* _SET PROBLEM_:
Transcribe every line, keeping it exact.

* _RECORDS SHOWN_:
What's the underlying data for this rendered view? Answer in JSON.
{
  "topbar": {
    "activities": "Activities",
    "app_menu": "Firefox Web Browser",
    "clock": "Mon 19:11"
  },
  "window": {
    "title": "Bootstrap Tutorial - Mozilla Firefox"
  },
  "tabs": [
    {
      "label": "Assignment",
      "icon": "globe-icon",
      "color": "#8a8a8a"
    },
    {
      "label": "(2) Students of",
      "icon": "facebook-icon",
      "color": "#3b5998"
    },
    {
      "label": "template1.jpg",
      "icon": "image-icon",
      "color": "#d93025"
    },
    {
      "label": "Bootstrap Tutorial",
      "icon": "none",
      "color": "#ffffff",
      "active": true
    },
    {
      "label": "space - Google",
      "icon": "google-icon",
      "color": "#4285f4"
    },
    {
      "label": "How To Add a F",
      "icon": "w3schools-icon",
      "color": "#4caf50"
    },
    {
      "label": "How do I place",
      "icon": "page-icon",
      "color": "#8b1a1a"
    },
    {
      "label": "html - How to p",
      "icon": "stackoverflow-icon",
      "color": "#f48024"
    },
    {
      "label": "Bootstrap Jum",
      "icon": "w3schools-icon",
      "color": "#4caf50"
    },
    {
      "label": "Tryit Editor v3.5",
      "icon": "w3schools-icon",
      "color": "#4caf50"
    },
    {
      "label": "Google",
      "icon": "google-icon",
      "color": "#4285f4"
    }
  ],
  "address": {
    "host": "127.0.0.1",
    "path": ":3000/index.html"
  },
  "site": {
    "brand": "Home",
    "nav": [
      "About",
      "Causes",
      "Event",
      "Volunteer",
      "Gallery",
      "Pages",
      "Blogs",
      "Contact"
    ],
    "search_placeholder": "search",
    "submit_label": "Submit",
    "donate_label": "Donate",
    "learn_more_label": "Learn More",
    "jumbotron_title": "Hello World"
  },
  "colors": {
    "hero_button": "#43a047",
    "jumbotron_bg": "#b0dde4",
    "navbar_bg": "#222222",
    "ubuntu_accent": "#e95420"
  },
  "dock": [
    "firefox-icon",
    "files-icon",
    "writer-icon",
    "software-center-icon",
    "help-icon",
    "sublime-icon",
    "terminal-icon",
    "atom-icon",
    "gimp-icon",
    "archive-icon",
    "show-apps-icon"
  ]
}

* _COMPLETE OUTPUT_:
What's the underlying data for this rendered view? Answer in JSON.
{
  "topbar": {
    "activities": "Activities",
    "app_menu": "Firefox Web Browser",
    "clock": "Mon 19:11"
  },
  "window": {
    "title": "Bootstrap Tutorial - Mozilla Firefox"
  },
  "tabs": [
    {
      "label": "Assignment",
      "icon": "globe-icon",
      "color": "#8a8a8a"
    },
    {
      "label": "(2) Students of",
      "icon": "facebook-icon",
      "color": "#3b5998"
    },
    {
      "label": "template1.jpg",
      "icon": "image-icon",
      "color": "#d93025"
    },
    {
      "label": "Bootstrap Tutorial",
      "icon": "none",
      "color": "#ffffff",
      "active": true
    },
    {
      "label": "space - Google",
      "icon": "google-icon",
      "color": "#4285f4"
    },
    {
      "label": "How To Add a F",
      "icon": "w3schools-icon",
      "color": "#4caf50"
    },
    {
      "label": "How do I place",
      "icon": "page-icon",
      "color": "#8b1a1a"
    },
    {
      "label": "html - How to p",
      "icon": "stackoverflow-icon",
      "color": "#f48024"
    },
    {
      "label": "Bootstrap Jum",
      "icon": "w3schools-icon",
      "color": "#4caf50"
    },
    {
      "label": "Tryit Editor v3.5",
      "icon": "w3schools-icon",
      "color": "#4caf50"
    },
    {
      "label": "Google",
      "icon": "google-icon",
      "color": "#4285f4"
    }
  ],
  "address": {
    "host": "127.0.0.1",
    "path": ":3000/index.html"
  },
  "site": {
    "brand": "Home",
    "nav": [
      "About",
      "Causes",
      "Event",
      "Volunteer",
      "Gallery",
      "Pages",
      "Blogs",
      "Contact"
    ],
    "search_placeholder": "search",
    "submit_label": "Submit",
    "donate_label": "Donate",
    "learn_more_label": "Learn More",
    "jumbotron_title": "Hello World"
  },
  "colors": {
    "hero_button": "#43a047",
    "jumbotron_bg": "#b0dde4",
    "navbar_bg": "#222222",
    "ubuntu_accent": "#e95420"
  },
  "dock": [
    "firefox-icon",
    "files-icon",
    "writer-icon",
    "software-center-icon",
    "help-icon",
    "sublime-icon",
    "terminal-icon",
    "atom-icon",
    "gimp-icon",
    "archive-icon",
    "show-apps-icon"
  ]
}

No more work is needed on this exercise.